▸ GIVEN EXERCISE
Write out each line exactly as it stands, please.

>> START SUPPLIED RECORDS

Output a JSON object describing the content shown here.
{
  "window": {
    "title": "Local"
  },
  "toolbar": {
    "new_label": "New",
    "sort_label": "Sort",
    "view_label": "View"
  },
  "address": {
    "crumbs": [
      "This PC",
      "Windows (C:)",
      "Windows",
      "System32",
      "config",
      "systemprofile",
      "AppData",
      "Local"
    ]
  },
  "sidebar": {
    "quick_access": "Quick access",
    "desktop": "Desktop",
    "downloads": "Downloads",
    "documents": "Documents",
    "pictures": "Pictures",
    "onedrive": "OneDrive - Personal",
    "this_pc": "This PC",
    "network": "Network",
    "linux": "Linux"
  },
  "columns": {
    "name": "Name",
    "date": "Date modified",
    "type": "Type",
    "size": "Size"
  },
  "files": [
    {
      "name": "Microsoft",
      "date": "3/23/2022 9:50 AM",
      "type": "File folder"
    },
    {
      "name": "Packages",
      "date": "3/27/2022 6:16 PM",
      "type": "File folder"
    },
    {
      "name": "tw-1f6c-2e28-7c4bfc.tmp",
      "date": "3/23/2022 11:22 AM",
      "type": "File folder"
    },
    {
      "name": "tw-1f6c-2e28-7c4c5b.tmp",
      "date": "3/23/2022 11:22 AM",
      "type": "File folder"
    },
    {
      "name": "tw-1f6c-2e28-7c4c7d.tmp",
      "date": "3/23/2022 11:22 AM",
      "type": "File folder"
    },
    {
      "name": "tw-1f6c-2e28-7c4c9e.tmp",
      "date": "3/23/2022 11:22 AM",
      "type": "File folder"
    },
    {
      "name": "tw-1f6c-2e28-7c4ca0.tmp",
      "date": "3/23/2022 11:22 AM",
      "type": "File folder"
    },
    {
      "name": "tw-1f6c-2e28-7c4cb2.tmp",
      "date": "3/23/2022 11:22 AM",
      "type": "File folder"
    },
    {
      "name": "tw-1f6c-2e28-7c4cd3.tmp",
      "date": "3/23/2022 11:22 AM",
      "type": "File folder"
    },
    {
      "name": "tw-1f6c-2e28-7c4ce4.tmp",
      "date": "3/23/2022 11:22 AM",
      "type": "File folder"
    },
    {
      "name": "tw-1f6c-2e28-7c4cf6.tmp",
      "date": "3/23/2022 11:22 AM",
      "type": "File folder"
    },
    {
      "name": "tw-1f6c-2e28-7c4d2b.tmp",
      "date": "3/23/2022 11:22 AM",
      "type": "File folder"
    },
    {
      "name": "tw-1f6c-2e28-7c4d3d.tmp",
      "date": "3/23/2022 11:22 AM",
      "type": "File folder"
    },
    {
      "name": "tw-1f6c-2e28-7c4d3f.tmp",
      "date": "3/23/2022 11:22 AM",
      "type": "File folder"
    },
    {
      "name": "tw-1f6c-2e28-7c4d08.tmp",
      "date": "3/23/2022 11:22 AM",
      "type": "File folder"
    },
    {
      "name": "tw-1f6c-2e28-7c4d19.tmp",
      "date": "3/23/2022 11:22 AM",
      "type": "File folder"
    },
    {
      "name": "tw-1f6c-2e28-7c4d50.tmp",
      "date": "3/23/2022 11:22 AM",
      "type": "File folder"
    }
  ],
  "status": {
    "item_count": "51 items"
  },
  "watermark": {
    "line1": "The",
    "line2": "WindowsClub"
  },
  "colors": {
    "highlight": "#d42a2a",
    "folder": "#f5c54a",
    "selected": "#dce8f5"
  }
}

>> END SUPPLIED RECORDS

▸ SOLUTION TO THIS TASK
Output a JSON object describing the content shown here.
{
  "window": {
    "title": "Local"
  },
  "toolbar": {
    "new_label": "New",
    "sort_label": "Sort",
    "view_label": "View"
  },
  "address": {
    "crumbs": [
      "This PC",
      "Windows (C:)",
      "Windows",
      "System32",
      "config",
      "systemprofile",
      "AppData",
      "Local"
    ]
  },
  "sidebar": {
    "quick_access": "Quick access",
    "desktop": "Desktop",
    "downloads": "Downloads",
    "documents": "Documents",
    "pictures": "Pictures",
    "onedrive": "OneDrive - Personal",
    "this_pc": "This PC",
    "network": "Network",
    "linux": "Linux"
  },
  "columns": {
    "name": "Name",
    "date": "Date modified",
    "type": "Type",
    "size": "Size"
  },
  "files": [
    {
      "name": "Microsoft",
      "date": "3/23/2022 9:50 AM",
      "type": "File folder"
    },
    {
      "name": "Packages",
      "date": "3/27/2022 6:16 PM",
      "type": "File folder"
    },
    {
      "name": "tw-1f6c-2e28-7c4bfc.tmp",
      "date": "3/23/2022 11:22 AM",
      "type": "File folder"
    },
    {
      "name": "tw-1f6c-2e28-7c4c5b.tmp",
      "date": "3/23/2022 11:22 AM",
      "type": "File folder"
    },
    {
      "name": "tw-1f6c-2e28-7c4c7d.tmp",
      "date": "3/23/2022 11:22 AM",
      "type": "File folder"
    },
    {
      "name": "tw-1f6c-2e28-7c4c9e.tmp",
      "date": "3/23/2022 11:22 AM",
      "type": "File folder"
    },
    {
      "name": "tw-1f6c-2e28-7c4ca0.tmp",
      "date": "3/23/2022 11:22 AM",
      "type": "File folder"
    },
    {
      "name": "tw-1f6c-2e28-7c4cb2.tmp",
      "date": "3/23/2022 11:22 AM",
      "type": "File folder"
    },
    {
      "name": "tw-1f6c-2e28-7c4cd3.tmp",
      "date": "3/23/2022 11:22 AM",
      "type": "File folder"
    },
    {
      "name": "tw-1f6c-2e28-7c4ce4.tmp",
      "date": "3/23/2022 11:22 AM",
      "type": "File folder"
    },
    {
      "name": "tw-1f6c-2e28-7c4cf6.tmp",
      "date": "3/23/2022 11:22 AM",
      "type": "File folder"
    },
    {
      "name": "tw-1f6c-2e28-7c4d2b.tmp",
      "date": "3/23/2022 11:22 AM",
      "type": "File folder"
    },
    {
      "name": "tw-1f6c-2e28-7c4d3d.tmp",
      "date": "3/23/2022 11:22 AM",
      "type": "File folder"
    },
    {
      "name": "tw-1f6c-2e28-7c4d3f.tmp",
      "date": "3/23/2022 11:22 AM",
      "type": "File folder"
    },
    {
      "name": "tw-1f6c-2e28-7c4d08.tmp",
      "date": "3/23/2022 11:22 AM",
      "type": "File folder"
    },
    {
      "name": "tw-1f6c-2e28-7c4d19.tmp",
      "date": "3/23/2022 11:22 AM",
      "type": "File folder"
    },
    {
      "name": "tw-1f6c-2e28-7c4d50.tmp",
      "date": "3/23/2022 11:22 AM",
      "type": "File folder"
    }
  ],
  "status": {
    "item_count": "51 items"
  },
  "watermark": {
    "line1": "The",
    "line2": "WindowsClub"
  },
  "colors": {
    "highlight": "#d42a2a",
    "folder": "#f5c54a",
    "selected": "#dce8f5"
  }
}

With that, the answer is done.